INPUT DATA ▸
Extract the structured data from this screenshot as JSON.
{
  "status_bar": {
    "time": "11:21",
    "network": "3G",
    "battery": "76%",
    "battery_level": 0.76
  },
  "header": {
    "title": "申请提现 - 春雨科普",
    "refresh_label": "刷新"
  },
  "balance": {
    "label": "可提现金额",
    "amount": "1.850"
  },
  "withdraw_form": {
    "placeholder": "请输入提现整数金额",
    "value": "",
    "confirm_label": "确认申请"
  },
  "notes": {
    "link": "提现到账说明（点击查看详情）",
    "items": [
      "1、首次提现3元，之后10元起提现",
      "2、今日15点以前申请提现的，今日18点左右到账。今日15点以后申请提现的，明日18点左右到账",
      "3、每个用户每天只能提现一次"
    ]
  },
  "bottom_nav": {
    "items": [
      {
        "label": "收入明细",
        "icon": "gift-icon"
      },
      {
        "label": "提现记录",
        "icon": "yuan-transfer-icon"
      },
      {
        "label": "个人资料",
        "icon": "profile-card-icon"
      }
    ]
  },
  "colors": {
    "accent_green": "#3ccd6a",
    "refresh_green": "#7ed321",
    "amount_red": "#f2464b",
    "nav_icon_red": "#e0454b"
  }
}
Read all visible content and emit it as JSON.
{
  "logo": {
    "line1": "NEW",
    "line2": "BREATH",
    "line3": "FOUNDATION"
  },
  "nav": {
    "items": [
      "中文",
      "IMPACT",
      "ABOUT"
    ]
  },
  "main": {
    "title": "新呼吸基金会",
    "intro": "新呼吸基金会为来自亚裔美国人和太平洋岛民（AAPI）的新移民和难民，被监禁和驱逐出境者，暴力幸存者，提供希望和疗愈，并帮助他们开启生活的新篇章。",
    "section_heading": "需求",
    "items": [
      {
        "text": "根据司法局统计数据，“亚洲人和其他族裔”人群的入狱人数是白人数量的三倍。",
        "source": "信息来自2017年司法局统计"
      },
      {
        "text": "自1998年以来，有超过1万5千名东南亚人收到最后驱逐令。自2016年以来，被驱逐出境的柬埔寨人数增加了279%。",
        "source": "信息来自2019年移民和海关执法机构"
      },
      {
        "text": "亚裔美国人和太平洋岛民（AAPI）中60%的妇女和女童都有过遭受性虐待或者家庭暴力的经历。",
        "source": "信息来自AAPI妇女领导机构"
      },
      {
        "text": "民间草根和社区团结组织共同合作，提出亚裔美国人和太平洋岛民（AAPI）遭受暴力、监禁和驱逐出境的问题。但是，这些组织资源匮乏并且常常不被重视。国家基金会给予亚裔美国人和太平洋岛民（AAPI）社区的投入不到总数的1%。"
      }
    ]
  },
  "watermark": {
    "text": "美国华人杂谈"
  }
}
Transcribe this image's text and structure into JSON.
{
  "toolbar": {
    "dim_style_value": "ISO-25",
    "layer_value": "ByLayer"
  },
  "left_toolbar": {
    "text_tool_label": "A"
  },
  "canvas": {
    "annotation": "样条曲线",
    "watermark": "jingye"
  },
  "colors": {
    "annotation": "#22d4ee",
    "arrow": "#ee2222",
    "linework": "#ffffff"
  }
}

AIM ▸ Your task is to repeat each line of the material exactly.

SOLUTION TO THE PROBLEM ▸
Extract the structured data from this screenshot as JSON.
{
  "status_bar": {
    "time": "11:21",
    "network": "3G",
    "battery": "76%",
    "battery_level": 0.76
  },
  "header": {
    "title": "申请提现 - 春雨科普",
    "refresh_label": "刷新"
  },
  "balance": {
    "label": "可提现金额",
    "amount": "1.850"
  },
  "withdraw_form": {
    "placeholder": "请输入提现整数金额",
    "value": "",
    "confirm_label": "确认申请"
  },
  "notes": {
    "link": "提现到账说明（点击查看详情）",
    "items": [
      "1、首次提现3元，之后10元起提现",
      "2、今日15点以前申请提现的，今日18点左右到账。今日15点以后申请提现的，明日18点左右到账",
      "3、每个用户每天只能提现一次"
    ]
  },
  "bottom_nav": {
    "items": [
      {
        "label": "收入明细",
        "icon": "gift-icon"
      },
      {
        "label": "提现记录",
        "icon": "yuan-transfer-icon"
      },
      {
        "label": "个人资料",
        "icon": "profile-card-icon"
      }
    ]
  },
  "colors": {
    "accent_green": "#3ccd6a",
    "refresh_green": "#7ed321",
    "amount_red": "#f2464b",
    "nav_icon_red": "#e0454b"
  }
}
Read all visible content and emit it as JSON.
{
  "logo": {
    "line1": "NEW",
    "line2": "BREATH",
    "line3": "FOUNDATION"
  },
  "nav": {
    "items": [
      "中文",
      "IMPACT",
      "ABOUT"
    ]
  },
  "main": {
    "title": "新呼吸基金会",
    "intro": "新呼吸基金会为来自亚裔美国人和太平洋岛民（AAPI）的新移民和难民，被监禁和驱逐出境者，暴力幸存者，提供希望和疗愈，并帮助他们开启生活的新篇章。",
    "section_heading": "需求",
    "items": [
      {
        "text": "根据司法局统计数据，“亚洲人和其他族裔”人群的入狱人数是白人数量的三倍。",
        "source": "信息来自2017年司法局统计"
      },
      {
        "text": "自1998年以来，有超过1万5千名东南亚人收到最后驱逐令。自2016年以来，被驱逐出境的柬埔寨人数增加了279%。",
        "source": "信息来自2019年移民和海关执法机构"
      },
      {
        "text": "亚裔美国人和太平洋岛民（AAPI）中60%的妇女和女童都有过遭受性虐待或者家庭暴力的经历。",
        "source": "信息来自AAPI妇女领导机构"
      },
      {
        "text": "民间草根和社区团结组织共同合作，提出亚裔美国人和太平洋岛民（AAPI）遭受暴力、监禁和驱逐出境的问题。但是，这些组织资源匮乏并且常常不被重视。国家基金会给予亚裔美国人和太平洋岛民（AAPI）社区的投入不到总数的1%。"
      }
    ]
  },
  "watermark": {
    "text": "美国华人杂谈"
  }
}
Transcribe this image's text and structure into JSON.
{
  "toolbar": {
    "dim_style_value": "ISO-25",
    "layer_value": "ByLayer"
  },
  "left_toolbar": {
    "text_tool_label": "A"
  },
  "canvas": {
    "annotation": "样条曲线",
    "watermark": "jingye"
  },
  "colors": {
    "annotation": "#22d4ee",
    "arrow": "#ee2222",
    "linework": "#ffffff"
  }
}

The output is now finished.